## Input for this task
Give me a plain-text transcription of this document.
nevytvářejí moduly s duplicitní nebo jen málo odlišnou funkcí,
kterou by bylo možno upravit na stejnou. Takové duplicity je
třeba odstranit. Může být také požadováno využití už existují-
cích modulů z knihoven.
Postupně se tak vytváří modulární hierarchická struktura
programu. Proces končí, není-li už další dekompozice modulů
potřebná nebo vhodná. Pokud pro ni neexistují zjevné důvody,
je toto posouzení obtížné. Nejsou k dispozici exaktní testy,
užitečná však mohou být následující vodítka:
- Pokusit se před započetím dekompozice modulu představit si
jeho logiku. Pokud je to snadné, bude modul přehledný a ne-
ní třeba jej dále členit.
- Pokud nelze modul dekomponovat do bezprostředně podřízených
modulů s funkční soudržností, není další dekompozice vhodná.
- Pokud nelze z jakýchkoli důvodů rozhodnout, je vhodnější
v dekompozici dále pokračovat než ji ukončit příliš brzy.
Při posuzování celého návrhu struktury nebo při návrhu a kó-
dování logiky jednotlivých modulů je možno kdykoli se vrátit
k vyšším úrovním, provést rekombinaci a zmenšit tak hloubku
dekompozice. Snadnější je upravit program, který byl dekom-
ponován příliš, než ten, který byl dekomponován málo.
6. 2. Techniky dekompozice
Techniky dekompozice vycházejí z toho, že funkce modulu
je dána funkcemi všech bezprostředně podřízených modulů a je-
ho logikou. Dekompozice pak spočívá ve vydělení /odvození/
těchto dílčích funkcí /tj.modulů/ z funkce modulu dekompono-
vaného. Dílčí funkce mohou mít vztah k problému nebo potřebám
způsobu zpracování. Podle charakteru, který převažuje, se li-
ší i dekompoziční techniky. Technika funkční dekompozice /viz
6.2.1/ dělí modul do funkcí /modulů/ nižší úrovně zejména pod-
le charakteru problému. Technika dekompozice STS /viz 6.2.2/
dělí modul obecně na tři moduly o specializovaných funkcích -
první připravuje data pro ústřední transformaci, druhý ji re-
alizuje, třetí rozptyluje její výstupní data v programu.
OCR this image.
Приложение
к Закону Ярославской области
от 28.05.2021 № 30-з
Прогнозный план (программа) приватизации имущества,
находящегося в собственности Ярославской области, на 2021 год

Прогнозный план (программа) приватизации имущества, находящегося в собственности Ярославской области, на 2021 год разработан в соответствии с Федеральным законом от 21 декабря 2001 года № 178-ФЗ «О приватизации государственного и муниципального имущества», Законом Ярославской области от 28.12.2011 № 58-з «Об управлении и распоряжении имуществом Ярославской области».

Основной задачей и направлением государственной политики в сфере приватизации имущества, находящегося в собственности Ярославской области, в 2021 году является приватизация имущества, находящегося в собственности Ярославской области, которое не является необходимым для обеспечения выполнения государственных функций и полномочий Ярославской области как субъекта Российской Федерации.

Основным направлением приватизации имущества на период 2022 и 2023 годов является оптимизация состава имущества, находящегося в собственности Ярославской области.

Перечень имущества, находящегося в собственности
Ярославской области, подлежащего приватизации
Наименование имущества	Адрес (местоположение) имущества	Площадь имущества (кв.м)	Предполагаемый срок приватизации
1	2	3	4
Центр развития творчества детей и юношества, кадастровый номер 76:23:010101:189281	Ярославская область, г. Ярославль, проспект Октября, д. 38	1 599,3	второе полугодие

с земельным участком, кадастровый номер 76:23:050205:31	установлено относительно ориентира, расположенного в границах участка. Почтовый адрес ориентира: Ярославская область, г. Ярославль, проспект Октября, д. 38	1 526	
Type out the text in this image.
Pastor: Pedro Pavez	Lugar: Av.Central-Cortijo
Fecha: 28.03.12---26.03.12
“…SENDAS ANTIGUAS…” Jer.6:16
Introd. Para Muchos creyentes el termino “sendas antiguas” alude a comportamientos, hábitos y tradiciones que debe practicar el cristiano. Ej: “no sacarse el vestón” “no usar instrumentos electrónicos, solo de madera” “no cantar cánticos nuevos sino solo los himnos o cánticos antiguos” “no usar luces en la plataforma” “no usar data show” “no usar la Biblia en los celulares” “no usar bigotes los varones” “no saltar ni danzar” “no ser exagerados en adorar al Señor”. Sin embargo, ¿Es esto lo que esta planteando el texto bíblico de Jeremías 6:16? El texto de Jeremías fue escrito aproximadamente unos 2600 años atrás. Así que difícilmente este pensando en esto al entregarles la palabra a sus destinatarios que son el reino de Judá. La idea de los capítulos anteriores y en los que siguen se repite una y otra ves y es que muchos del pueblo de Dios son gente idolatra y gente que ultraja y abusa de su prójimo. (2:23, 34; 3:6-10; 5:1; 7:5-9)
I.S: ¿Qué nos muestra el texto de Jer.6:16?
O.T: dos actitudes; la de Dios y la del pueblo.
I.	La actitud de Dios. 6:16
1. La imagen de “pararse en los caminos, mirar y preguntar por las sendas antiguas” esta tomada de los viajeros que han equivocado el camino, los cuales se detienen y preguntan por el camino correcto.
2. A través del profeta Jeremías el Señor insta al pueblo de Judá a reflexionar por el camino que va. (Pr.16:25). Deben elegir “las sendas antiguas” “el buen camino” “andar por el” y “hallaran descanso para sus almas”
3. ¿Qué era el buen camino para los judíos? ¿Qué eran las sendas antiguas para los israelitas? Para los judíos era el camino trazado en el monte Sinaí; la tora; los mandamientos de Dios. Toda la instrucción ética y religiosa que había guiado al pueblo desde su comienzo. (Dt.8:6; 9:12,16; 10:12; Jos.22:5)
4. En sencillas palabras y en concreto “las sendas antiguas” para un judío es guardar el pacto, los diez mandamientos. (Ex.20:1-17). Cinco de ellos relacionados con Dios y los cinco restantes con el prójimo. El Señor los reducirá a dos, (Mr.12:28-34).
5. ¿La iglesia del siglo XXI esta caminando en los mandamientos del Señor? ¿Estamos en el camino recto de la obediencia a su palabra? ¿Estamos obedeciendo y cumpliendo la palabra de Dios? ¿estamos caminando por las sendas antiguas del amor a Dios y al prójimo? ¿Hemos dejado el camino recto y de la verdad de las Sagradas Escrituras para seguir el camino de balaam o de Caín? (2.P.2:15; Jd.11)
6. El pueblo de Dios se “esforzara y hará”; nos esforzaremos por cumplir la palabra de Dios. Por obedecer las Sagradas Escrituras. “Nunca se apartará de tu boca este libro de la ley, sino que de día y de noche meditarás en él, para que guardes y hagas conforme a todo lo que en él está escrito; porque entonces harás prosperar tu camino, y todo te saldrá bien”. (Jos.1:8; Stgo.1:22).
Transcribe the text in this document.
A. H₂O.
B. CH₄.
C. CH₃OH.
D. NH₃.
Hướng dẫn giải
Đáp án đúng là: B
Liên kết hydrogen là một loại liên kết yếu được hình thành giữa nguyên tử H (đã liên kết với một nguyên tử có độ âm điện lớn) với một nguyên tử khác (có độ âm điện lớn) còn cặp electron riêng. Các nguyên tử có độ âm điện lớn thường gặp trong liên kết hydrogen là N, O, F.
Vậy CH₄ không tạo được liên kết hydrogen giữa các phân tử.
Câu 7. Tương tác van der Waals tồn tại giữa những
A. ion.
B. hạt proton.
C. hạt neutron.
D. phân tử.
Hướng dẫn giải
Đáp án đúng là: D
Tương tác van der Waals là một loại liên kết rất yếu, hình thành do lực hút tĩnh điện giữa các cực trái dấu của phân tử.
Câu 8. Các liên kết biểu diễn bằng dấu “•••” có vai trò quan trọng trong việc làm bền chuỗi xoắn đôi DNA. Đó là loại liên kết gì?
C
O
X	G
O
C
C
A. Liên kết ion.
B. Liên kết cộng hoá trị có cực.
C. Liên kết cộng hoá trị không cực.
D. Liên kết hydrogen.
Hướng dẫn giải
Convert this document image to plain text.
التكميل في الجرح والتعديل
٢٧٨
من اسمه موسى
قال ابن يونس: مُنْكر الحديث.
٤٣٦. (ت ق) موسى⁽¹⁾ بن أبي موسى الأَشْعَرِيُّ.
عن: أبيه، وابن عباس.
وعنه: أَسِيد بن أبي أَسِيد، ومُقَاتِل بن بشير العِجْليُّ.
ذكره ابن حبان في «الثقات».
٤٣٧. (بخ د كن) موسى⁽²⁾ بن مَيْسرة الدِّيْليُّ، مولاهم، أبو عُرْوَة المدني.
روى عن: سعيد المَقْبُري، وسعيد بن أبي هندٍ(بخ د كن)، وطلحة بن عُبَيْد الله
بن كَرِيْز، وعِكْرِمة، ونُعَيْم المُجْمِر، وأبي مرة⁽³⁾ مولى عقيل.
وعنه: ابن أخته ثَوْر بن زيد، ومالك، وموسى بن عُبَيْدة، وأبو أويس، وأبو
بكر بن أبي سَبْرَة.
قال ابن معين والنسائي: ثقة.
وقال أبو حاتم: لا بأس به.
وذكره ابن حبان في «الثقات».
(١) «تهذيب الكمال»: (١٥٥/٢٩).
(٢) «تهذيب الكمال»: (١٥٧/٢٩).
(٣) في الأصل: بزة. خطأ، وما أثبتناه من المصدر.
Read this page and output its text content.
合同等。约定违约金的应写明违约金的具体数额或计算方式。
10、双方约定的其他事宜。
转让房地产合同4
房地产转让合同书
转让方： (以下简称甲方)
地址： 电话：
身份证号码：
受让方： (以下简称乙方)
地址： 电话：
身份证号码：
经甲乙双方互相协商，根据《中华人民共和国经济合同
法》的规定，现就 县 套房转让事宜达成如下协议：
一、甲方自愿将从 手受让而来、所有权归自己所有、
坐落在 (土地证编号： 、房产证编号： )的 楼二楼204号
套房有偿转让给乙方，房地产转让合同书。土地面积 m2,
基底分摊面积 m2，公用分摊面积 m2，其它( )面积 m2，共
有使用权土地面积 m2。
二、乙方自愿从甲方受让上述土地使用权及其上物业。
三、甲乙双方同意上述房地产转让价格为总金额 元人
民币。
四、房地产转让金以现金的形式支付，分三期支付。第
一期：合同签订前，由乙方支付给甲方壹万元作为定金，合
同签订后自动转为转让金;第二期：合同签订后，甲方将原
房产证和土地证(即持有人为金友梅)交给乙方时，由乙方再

## Given problem
Pick out the lines above containing the word "trong", then copy them.

## Output
Liên kết hydrogen là một loại liên kết yếu được hình thành giữa nguyên tử H (đã liên kết với một nguyên tử có độ âm điện lớn) với một nguyên tử khác (có độ âm điện lớn) còn cặp electron riêng. Các nguyên tử có độ âm điện lớn thường gặp trong liên kết hydrogen là N, O, F.
Câu 8. Các liên kết biểu diễn bằng dấu “•••” có vai trò quan trọng trong việc làm bền chuỗi xoắn đôi DNA. Đó là loại liên kết gì?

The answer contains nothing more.